▶ [PROBLEM TO SOLVE]: Pictures aside, quote the whole listing exactly.

____

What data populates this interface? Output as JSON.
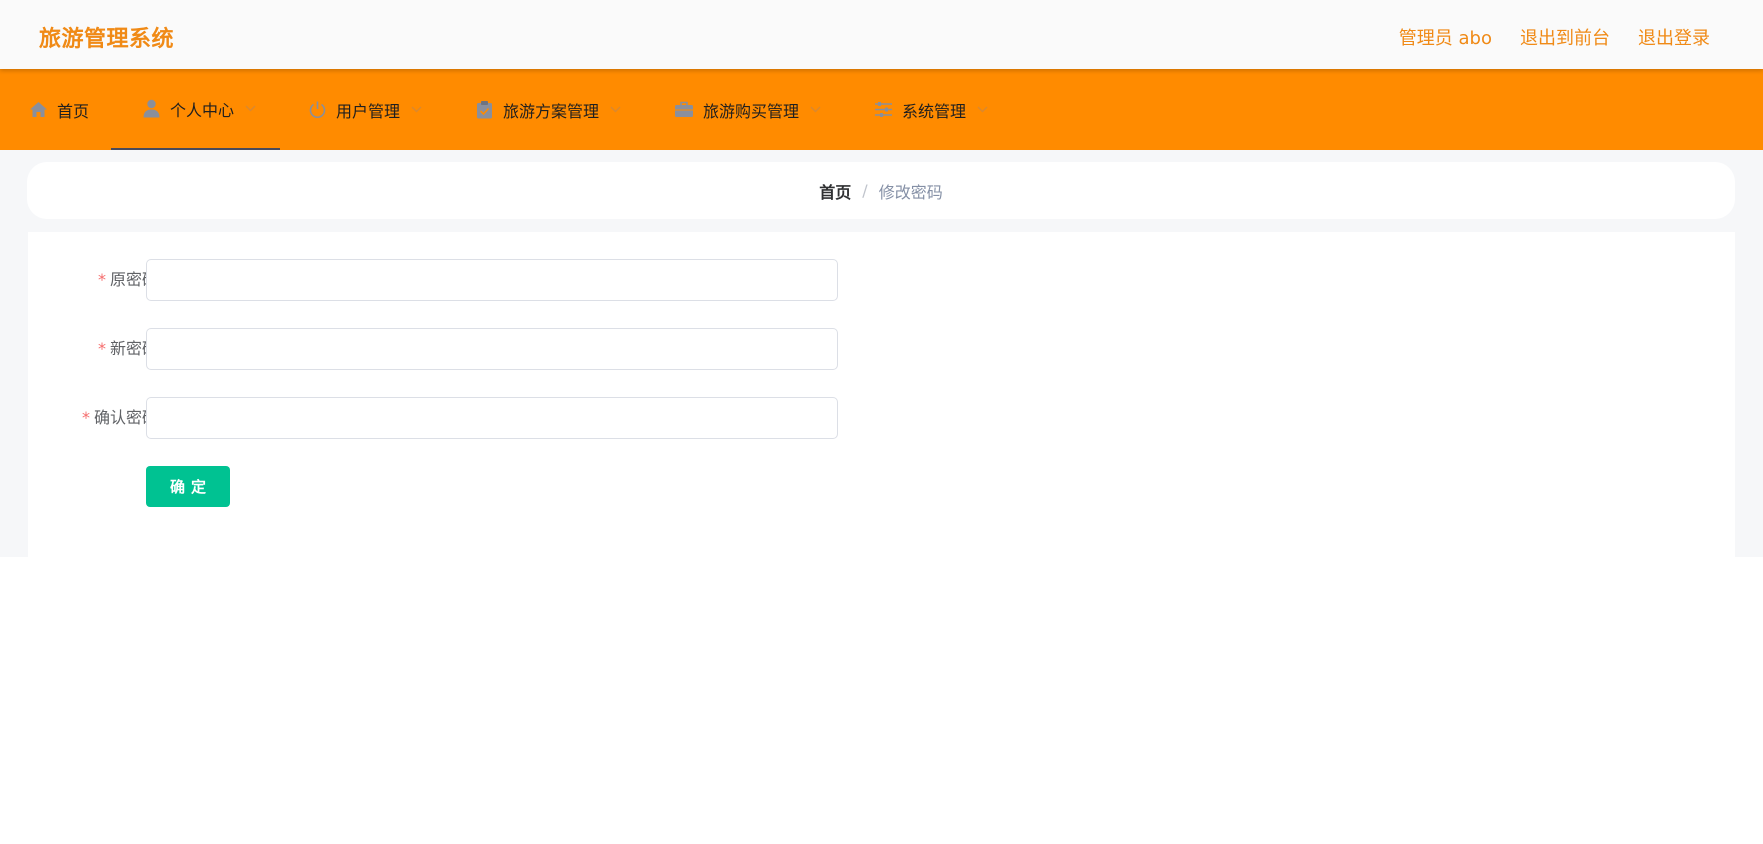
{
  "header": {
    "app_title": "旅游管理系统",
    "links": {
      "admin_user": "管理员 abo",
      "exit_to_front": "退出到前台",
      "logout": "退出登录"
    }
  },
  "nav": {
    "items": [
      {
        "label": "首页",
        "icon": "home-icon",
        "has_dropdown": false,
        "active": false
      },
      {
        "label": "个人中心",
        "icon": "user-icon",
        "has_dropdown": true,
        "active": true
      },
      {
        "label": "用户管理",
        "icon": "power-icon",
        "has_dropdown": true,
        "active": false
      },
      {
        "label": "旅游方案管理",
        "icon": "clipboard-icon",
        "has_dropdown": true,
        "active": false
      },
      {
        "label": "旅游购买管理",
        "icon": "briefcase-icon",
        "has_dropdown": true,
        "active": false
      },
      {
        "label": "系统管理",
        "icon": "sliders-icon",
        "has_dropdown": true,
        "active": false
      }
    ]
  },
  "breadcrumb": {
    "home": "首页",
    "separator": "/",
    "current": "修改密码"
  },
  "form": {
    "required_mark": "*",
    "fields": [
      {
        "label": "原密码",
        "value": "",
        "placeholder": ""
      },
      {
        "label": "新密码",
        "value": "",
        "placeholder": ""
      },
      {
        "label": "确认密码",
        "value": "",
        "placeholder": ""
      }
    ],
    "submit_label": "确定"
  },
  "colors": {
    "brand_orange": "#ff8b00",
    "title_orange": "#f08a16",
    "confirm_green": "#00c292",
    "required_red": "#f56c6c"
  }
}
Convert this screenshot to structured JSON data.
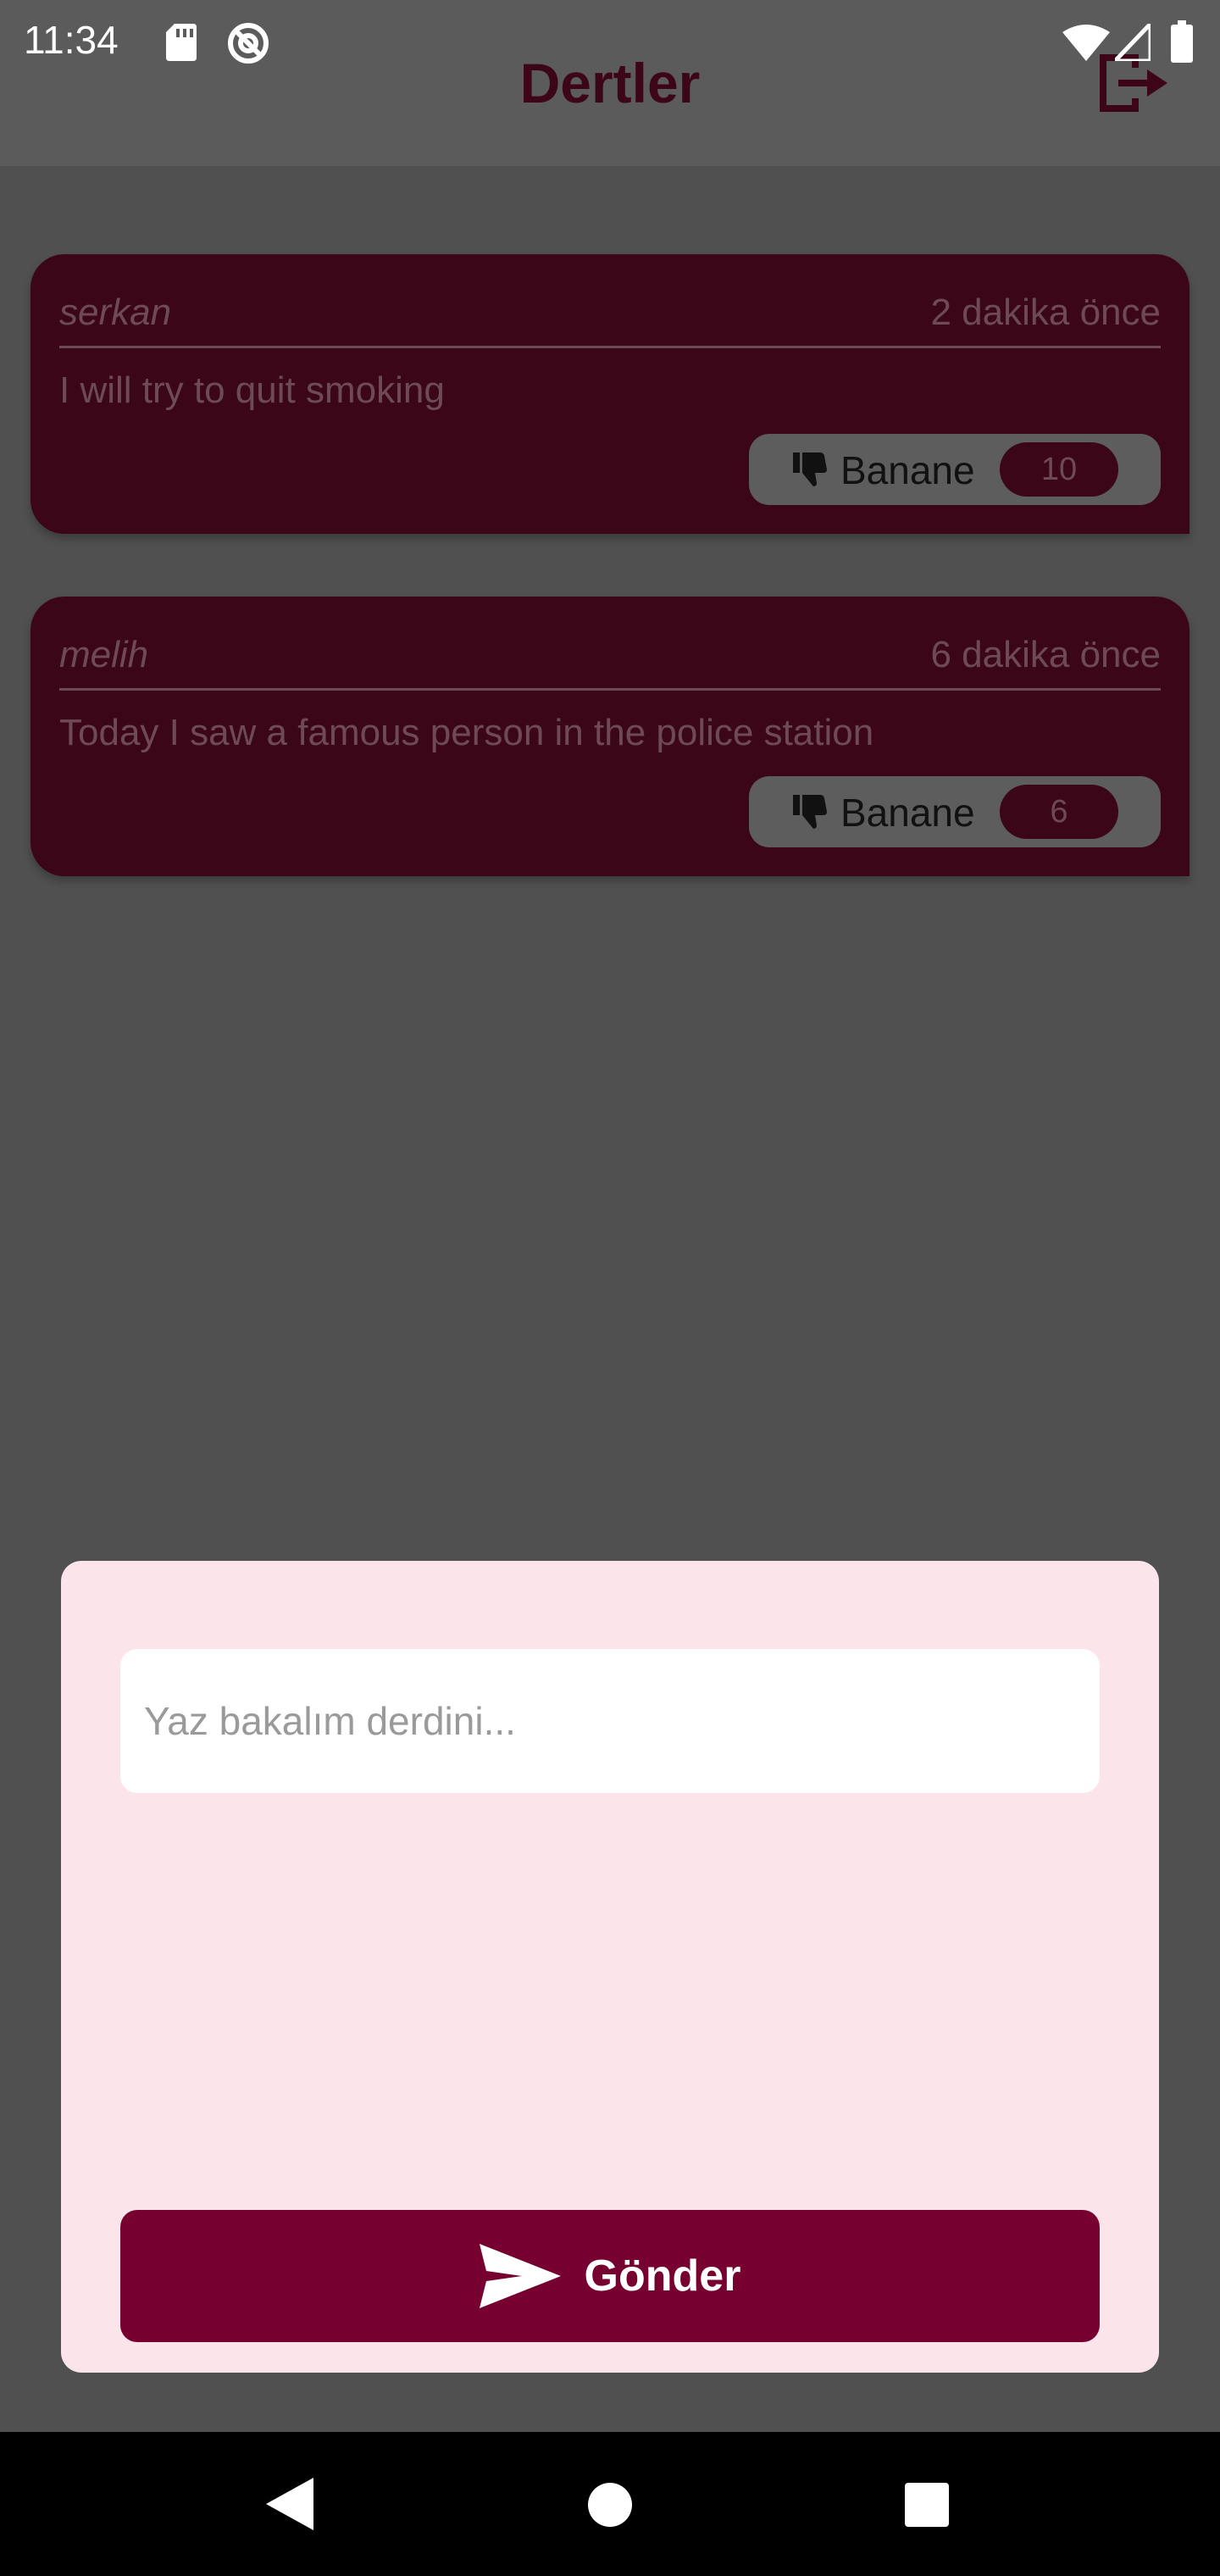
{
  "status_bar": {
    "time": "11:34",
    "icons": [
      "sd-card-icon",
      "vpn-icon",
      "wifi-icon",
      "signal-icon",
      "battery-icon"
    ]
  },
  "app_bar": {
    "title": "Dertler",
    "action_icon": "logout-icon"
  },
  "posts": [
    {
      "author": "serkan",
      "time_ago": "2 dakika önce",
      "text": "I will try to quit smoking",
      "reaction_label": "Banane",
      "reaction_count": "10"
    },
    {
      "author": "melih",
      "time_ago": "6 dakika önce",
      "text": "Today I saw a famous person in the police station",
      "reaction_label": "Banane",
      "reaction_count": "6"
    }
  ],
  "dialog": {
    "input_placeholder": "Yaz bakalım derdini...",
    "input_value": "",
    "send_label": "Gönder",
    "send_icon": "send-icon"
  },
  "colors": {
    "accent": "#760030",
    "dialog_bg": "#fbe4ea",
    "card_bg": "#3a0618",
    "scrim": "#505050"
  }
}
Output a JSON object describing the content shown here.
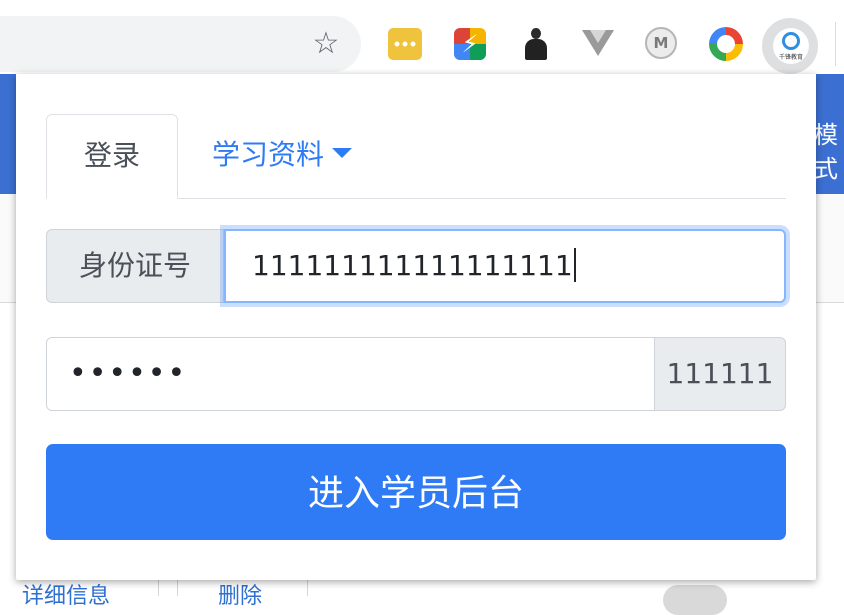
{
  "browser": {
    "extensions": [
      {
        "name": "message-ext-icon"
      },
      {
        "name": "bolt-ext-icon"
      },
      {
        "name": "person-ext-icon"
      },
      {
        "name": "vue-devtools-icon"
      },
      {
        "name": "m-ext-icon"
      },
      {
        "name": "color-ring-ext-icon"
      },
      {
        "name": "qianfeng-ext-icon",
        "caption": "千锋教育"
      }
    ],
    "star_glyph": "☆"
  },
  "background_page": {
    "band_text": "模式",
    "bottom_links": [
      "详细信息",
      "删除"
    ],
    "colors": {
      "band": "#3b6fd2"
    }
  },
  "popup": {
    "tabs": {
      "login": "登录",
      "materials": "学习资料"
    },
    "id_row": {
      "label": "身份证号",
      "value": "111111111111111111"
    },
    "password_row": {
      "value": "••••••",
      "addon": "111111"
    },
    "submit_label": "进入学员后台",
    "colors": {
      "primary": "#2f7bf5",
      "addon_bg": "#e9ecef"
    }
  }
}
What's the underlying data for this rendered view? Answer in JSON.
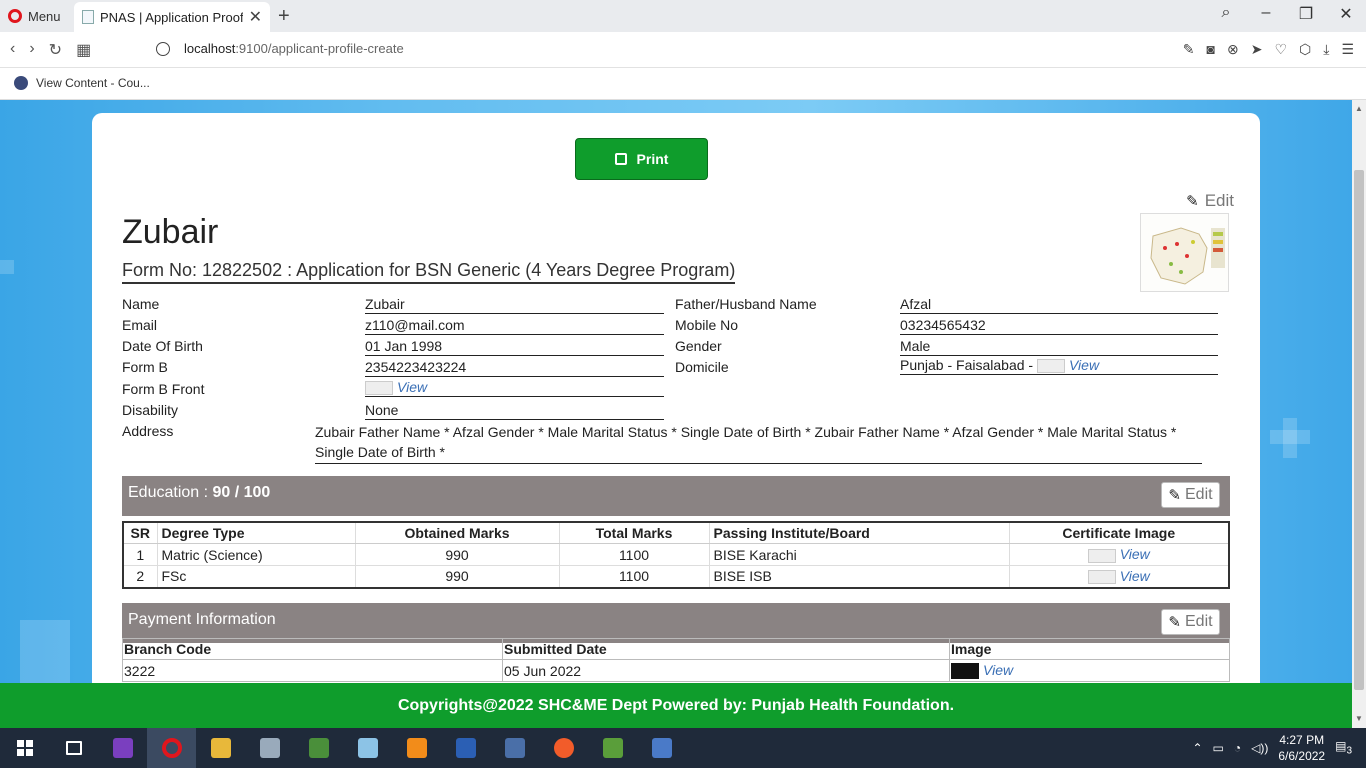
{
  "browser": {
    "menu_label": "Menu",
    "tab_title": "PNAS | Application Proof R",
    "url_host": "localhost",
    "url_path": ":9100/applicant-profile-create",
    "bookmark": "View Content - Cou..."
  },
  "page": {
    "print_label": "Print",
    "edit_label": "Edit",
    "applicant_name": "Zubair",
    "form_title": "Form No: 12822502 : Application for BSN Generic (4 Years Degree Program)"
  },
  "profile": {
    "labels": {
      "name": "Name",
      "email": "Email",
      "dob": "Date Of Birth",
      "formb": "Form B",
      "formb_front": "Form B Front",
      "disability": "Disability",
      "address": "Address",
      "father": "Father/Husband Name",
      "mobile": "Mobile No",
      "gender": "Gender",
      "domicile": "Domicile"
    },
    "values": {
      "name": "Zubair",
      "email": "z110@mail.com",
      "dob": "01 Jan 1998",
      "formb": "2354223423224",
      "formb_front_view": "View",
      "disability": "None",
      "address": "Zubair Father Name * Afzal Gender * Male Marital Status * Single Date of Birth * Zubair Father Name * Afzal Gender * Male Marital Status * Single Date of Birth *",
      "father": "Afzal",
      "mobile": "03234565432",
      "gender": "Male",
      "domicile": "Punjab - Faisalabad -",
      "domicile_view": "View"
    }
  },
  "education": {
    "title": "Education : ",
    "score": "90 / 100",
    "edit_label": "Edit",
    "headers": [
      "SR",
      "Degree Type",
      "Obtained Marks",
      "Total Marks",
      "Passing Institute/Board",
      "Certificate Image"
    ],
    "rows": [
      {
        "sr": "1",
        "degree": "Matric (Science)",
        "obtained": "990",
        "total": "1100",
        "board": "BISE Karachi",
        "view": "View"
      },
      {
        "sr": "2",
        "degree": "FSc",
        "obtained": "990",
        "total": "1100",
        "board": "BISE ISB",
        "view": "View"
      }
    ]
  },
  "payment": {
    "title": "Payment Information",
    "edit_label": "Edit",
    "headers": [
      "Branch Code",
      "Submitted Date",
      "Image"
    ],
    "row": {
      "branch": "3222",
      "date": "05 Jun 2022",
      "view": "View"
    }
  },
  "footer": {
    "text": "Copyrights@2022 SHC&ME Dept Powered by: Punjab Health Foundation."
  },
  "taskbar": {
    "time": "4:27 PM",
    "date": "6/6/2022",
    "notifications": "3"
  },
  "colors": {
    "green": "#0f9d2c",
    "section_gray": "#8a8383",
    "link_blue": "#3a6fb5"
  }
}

____

▶ [OUTPUT OF THE TASK]:
What data populates this interface? Output as JSON.
{
  "header": {
    "app_title": "旅游管理系统",
    "links": {
      "admin_user": "管理员 abo",
      "exit_to_front": "退出到前台",
      "logout": "退出登录"
    }
  },
  "nav": {
    "items": [
      {
        "label": "首页",
        "icon": "home-icon",
        "has_dropdown": false,
        "active": false
      },
      {
        "label": "个人中心",
        "icon": "user-icon",
        "has_dropdown": true,
        "active": true
      },
      {
        "label": "用户管理",
        "icon": "power-icon",
        "has_dropdown": true,
        "active": false
      },
      {
        "label": "旅游方案管理",
        "icon": "clipboard-icon",
        "has_dropdown": true,
        "active": false
      },
      {
        "label": "旅游购买管理",
        "icon": "briefcase-icon",
        "has_dropdown": true,
        "active": false
      },
      {
        "label": "系统管理",
        "icon": "sliders-icon",
        "has_dropdown": true,
        "active": false
      }
    ]
  },
  "breadcrumb": {
    "home": "首页",
    "separator": "/",
    "current": "修改密码"
  },
  "form": {
    "required_mark": "*",
    "fields": [
      {
        "label": "原密码",
        "value": "",
        "placeholder": ""
      },
      {
        "label": "新密码",
        "value": "",
        "placeholder": ""
      },
      {
        "label": "确认密码",
        "value": "",
        "placeholder": ""
      }
    ],
    "submit_label": "确定"
  },
  "colors": {
    "brand_orange": "#ff8b00",
    "title_orange": "#f08a16",
    "confirm_green": "#00c292",
    "required_red": "#f56c6c"
  }
}
Convert this screenshot to structured JSON data.
{
  "status_bar": {
    "time": "11:34",
    "icons": [
      "sd-card-icon",
      "vpn-icon",
      "wifi-icon",
      "signal-icon",
      "battery-icon"
    ]
  },
  "app_bar": {
    "title": "Dertler",
    "action_icon": "logout-icon"
  },
  "posts": [
    {
      "author": "serkan",
      "time_ago": "2 dakika önce",
      "text": "I will try to quit smoking",
      "reaction_label": "Banane",
      "reaction_count": "10"
    },
    {
      "author": "melih",
      "time_ago": "6 dakika önce",
      "text": "Today I saw a famous person in the police station",
      "reaction_label": "Banane",
      "reaction_count": "6"
    }
  ],
  "dialog": {
    "input_placeholder": "Yaz bakalım derdini...",
    "input_value": "",
    "send_label": "Gönder",
    "send_icon": "send-icon"
  },
  "colors": {
    "accent": "#760030",
    "dialog_bg": "#fbe4ea",
    "card_bg": "#3a0618",
    "scrim": "#505050"
  }
}
Output a JSON object describing the content shown here.
{
  "browser": {
    "extensions": [
      {
        "name": "message-ext-icon"
      },
      {
        "name": "bolt-ext-icon"
      },
      {
        "name": "person-ext-icon"
      },
      {
        "name": "vue-devtools-icon"
      },
      {
        "name": "m-ext-icon"
      },
      {
        "name": "color-ring-ext-icon"
      },
      {
        "name": "qianfeng-ext-icon",
        "caption": "千锋教育"
      }
    ],
    "star_glyph": "☆"
  },
  "background_page": {
    "band_text": "模式",
    "bottom_links": [
      "详细信息",
      "删除"
    ],
    "colors": {
      "band": "#3b6fd2"
    }
  },
  "popup": {
    "tabs": {
      "login": "登录",
      "materials": "学习资料"
    },
    "id_row": {
      "label": "身份证号",
      "value": "111111111111111111"
    },
    "password_row": {
      "value": "••••••",
      "addon": "111111"
    },
    "submit_label": "进入学员后台",
    "colors": {
      "primary": "#2f7bf5",
      "addon_bg": "#e9ecef"
    }
  }
}
What's the underlying data for this rendered view? Answer in JSON.
{
  "browser": {
    "menu_label": "Menu",
    "tab_title": "PNAS | Application Proof R",
    "url_host": "localhost",
    "url_path": ":9100/applicant-profile-create",
    "bookmark": "View Content - Cou..."
  },
  "page": {
    "print_label": "Print",
    "edit_label": "Edit",
    "applicant_name": "Zubair",
    "form_title": "Form No: 12822502 : Application for BSN Generic (4 Years Degree Program)"
  },
  "profile": {
    "labels": {
      "name": "Name",
      "email": "Email",
      "dob": "Date Of Birth",
      "formb": "Form B",
      "formb_front": "Form B Front",
      "disability": "Disability",
      "address": "Address",
      "father": "Father/Husband Name",
      "mobile": "Mobile No",
      "gender": "Gender",
      "domicile": "Domicile"
    },
    "values": {
      "name": "Zubair",
      "email": "z110@mail.com",
      "dob": "01 Jan 1998",
      "formb": "2354223423224",
      "formb_front_view": "View",
      "disability": "None",
      "address": "Zubair Father Name * Afzal Gender * Male Marital Status * Single Date of Birth * Zubair Father Name * Afzal Gender * Male Marital Status * Single Date of Birth *",
      "father": "Afzal",
      "mobile": "03234565432",
      "gender": "Male",
      "domicile": "Punjab - Faisalabad -",
      "domicile_view": "View"
    }
  },
  "education": {
    "title": "Education : ",
    "score": "90 / 100",
    "edit_label": "Edit",
    "headers": [
      "SR",
      "Degree Type",
      "Obtained Marks",
      "Total Marks",
      "Passing Institute/Board",
      "Certificate Image"
    ],
    "rows": [
      {
        "sr": "1",
        "degree": "Matric (Science)",
        "obtained": "990",
        "total": "1100",
        "board": "BISE Karachi",
        "view": "View"
      },
      {
        "sr": "2",
        "degree": "FSc",
        "obtained": "990",
        "total": "1100",
        "board": "BISE ISB",
        "view": "View"
      }
    ]
  },
  "payment": {
    "title": "Payment Information",
    "edit_label": "Edit",
    "headers": [
      "Branch Code",
      "Submitted Date",
      "Image"
    ],
    "row": {
      "branch": "3222",
      "date": "05 Jun 2022",
      "view": "View"
    }
  },
  "footer": {
    "text": "Copyrights@2022 SHC&ME Dept Powered by: Punjab Health Foundation."
  },
  "taskbar": {
    "time": "4:27 PM",
    "date": "6/6/2022",
    "notifications": "3"
  },
  "colors": {
    "green": "#0f9d2c",
    "section_gray": "#8a8383",
    "link_blue": "#3a6fb5"
  }
}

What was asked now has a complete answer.